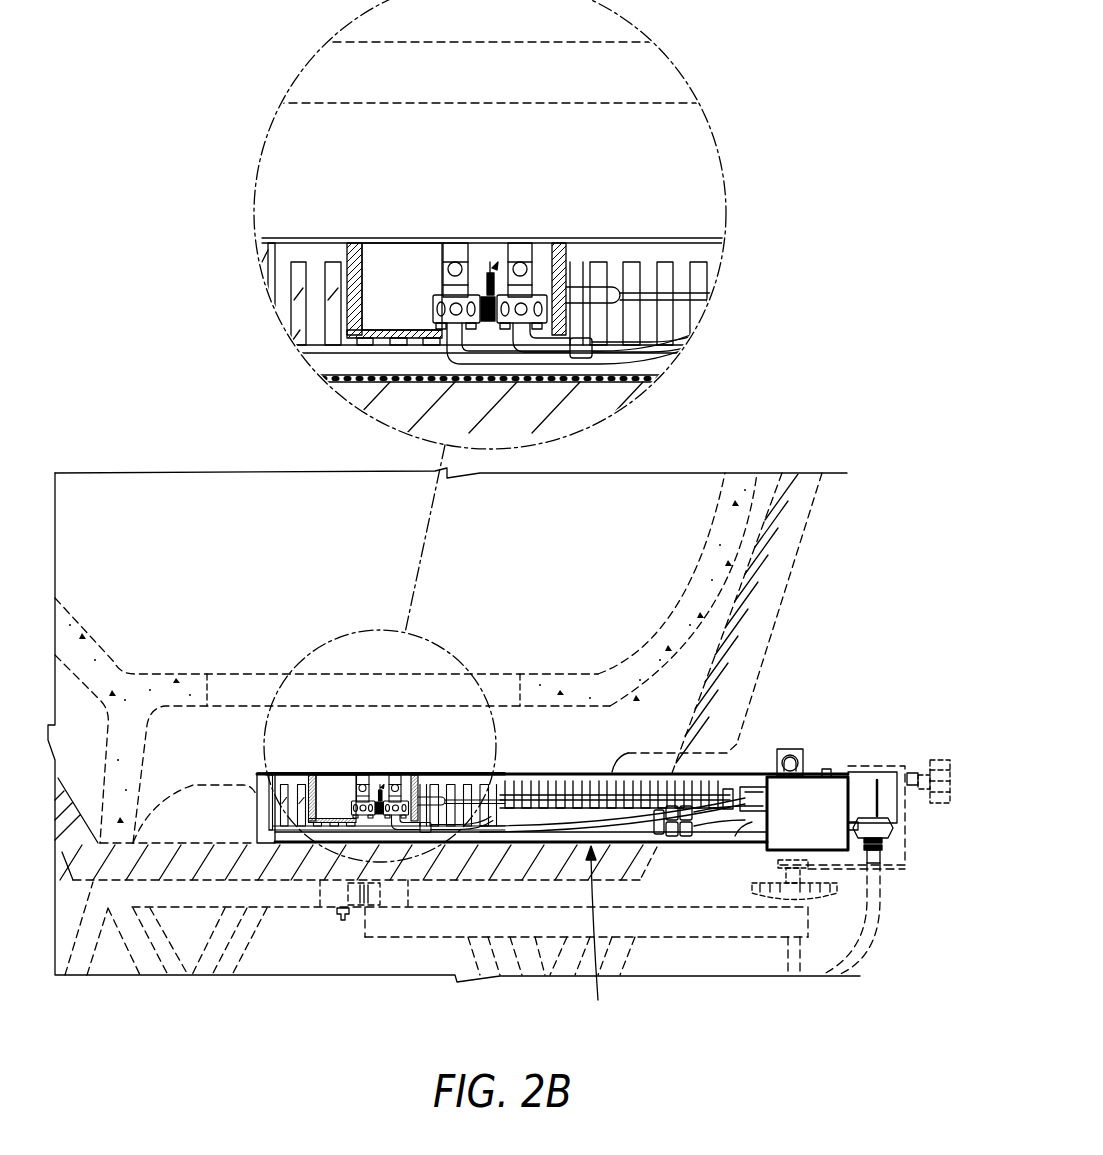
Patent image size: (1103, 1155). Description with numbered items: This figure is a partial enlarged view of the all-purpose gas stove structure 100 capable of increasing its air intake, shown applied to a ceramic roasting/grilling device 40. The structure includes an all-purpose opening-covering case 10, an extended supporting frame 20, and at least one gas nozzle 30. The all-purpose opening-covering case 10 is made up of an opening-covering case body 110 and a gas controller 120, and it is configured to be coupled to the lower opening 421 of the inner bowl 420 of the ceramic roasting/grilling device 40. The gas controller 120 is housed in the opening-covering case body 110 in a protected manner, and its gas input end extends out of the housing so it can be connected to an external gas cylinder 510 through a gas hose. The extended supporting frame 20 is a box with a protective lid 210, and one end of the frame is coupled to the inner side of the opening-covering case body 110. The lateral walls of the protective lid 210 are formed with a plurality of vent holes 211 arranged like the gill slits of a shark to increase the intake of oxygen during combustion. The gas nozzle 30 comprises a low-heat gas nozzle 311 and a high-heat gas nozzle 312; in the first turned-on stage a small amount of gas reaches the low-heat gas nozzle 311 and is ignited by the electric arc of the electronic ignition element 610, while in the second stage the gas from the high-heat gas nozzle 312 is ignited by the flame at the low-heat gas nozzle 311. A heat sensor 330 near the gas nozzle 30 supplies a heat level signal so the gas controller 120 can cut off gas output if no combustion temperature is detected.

The all-purpose opening-covering case 10 is at (910, 655).
The extended supporting frame 20 is at (660, 364).
The gas nozzle 30 is at (386, 775).
The ceramic roasting/grilling device 40 is at (800, 517).
The all-purpose gas stove structure 100 is at (858, 740).
The opening-covering case body 110 is at (796, 747).
The gas controller 120 is at (832, 770).
The protective lid 210 is at (603, 782).
The vent holes 211 is at (522, 790).
The low-heat gas nozzle 311 is at (523, 252).
The high-heat gas nozzle 312 is at (458, 252).
The heat sensor 330 is at (479, 292).
The inner bowl 420 is at (716, 538).
The lower opening 421 is at (234, 662).
The external gas cylinder 510 is at (872, 905).
The electronic ignition element 610 is at (494, 268).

************

## [What you are asked to do]
Could you repeat all of the entries above with "enlarged" swapped for "magnified", keeping everything else the same and omitting the pictures?

## [Solution to this task]
Patent image size: (1103, 1155). Description with numbered items: This figure is a partial magnified view of the all-purpose gas stove structure 100 capable of increasing its air intake, shown applied to a ceramic roasting/grilling device 40. The structure includes an all-purpose opening-covering case 10, an extended supporting frame 20, and at least one gas nozzle 30. The all-purpose opening-covering case 10 is made up of an opening-covering case body 110 and a gas controller 120, and it is configured to be coupled to the lower opening 421 of the inner bowl 420 of the ceramic roasting/grilling device 40. The gas controller 120 is housed in the opening-covering case body 110 in a protected manner, and its gas input end extends out of the housing so it can be connected to an external gas cylinder 510 through a gas hose. The extended supporting frame 20 is a box with a protective lid 210, and one end of the frame is coupled to the inner side of the opening-covering case body 110. The lateral walls of the protective lid 210 are formed with a plurality of vent holes 211 arranged like the gill slits of a shark to increase the intake of oxygen during combustion. The gas nozzle 30 comprises a low-heat gas nozzle 311 and a high-heat gas nozzle 312; in the first turned-on stage a small amount of gas reaches the low-heat gas nozzle 311 and is ignited by the electric arc of the electronic ignition element 610, while in the second stage the gas from the high-heat gas nozzle 312 is ignited by the flame at the low-heat gas nozzle 311. A heat sensor 330 near the gas nozzle 30 supplies a heat level signal so the gas controller 120 can cut off gas output if no combustion temperature is detected.

The all-purpose opening-covering case 10 is at (910, 655).
The extended supporting frame 20 is at (660, 364).
The gas nozzle 30 is at (386, 775).
The ceramic roasting/grilling device 40 is at (800, 517).
The all-purpose gas stove structure 100 is at (858, 740).
The opening-covering case body 110 is at (796, 747).
The gas controller 120 is at (832, 770).
The protective lid 210 is at (603, 782).
The vent holes 211 is at (522, 790).
The low-heat gas nozzle 311 is at (523, 252).
The high-heat gas nozzle 312 is at (458, 252).
The heat sensor 330 is at (479, 292).
The inner bowl 420 is at (716, 538).
The lower opening 421 is at (234, 662).
The external gas cylinder 510 is at (872, 905).
The electronic ignition element 610 is at (494, 268).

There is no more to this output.